> **Request**: Reproduce the full listing below unchanged, apart from the pictures.

** begin Materials provided **

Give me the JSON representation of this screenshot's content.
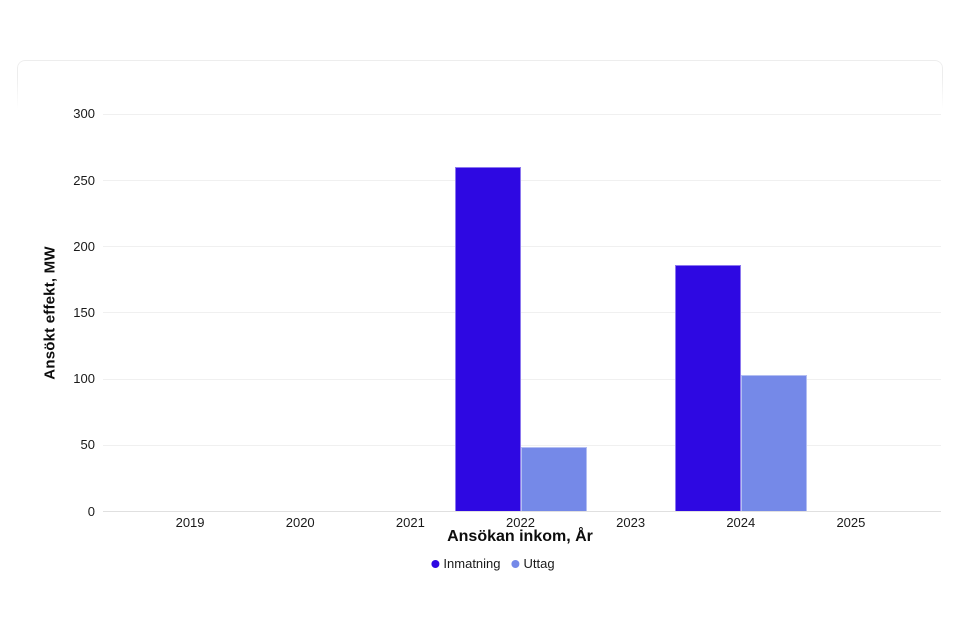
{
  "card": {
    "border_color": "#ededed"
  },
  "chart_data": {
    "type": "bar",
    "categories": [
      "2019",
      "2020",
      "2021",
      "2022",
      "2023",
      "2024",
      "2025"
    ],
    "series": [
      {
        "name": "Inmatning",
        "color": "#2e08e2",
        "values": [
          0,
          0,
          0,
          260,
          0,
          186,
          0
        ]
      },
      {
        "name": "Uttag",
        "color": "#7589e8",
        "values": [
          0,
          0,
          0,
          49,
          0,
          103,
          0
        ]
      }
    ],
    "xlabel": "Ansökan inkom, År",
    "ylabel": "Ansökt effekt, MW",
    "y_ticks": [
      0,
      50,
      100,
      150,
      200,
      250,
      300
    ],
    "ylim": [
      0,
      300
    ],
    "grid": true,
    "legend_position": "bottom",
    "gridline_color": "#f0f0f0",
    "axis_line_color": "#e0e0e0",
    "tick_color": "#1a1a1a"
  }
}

** end Materials provided **

> **Solution for this exercise**:
Give me the JSON representation of this screenshot's content.
{
  "card": {
    "border_color": "#ededed"
  },
  "chart_data": {
    "type": "bar",
    "categories": [
      "2019",
      "2020",
      "2021",
      "2022",
      "2023",
      "2024",
      "2025"
    ],
    "series": [
      {
        "name": "Inmatning",
        "color": "#2e08e2",
        "values": [
          0,
          0,
          0,
          260,
          0,
          186,
          0
        ]
      },
      {
        "name": "Uttag",
        "color": "#7589e8",
        "values": [
          0,
          0,
          0,
          49,
          0,
          103,
          0
        ]
      }
    ],
    "xlabel": "Ansökan inkom, År",
    "ylabel": "Ansökt effekt, MW",
    "y_ticks": [
      0,
      50,
      100,
      150,
      200,
      250,
      300
    ],
    "ylim": [
      0,
      300
    ],
    "grid": true,
    "legend_position": "bottom",
    "gridline_color": "#f0f0f0",
    "axis_line_color": "#e0e0e0",
    "tick_color": "#1a1a1a"
  }
}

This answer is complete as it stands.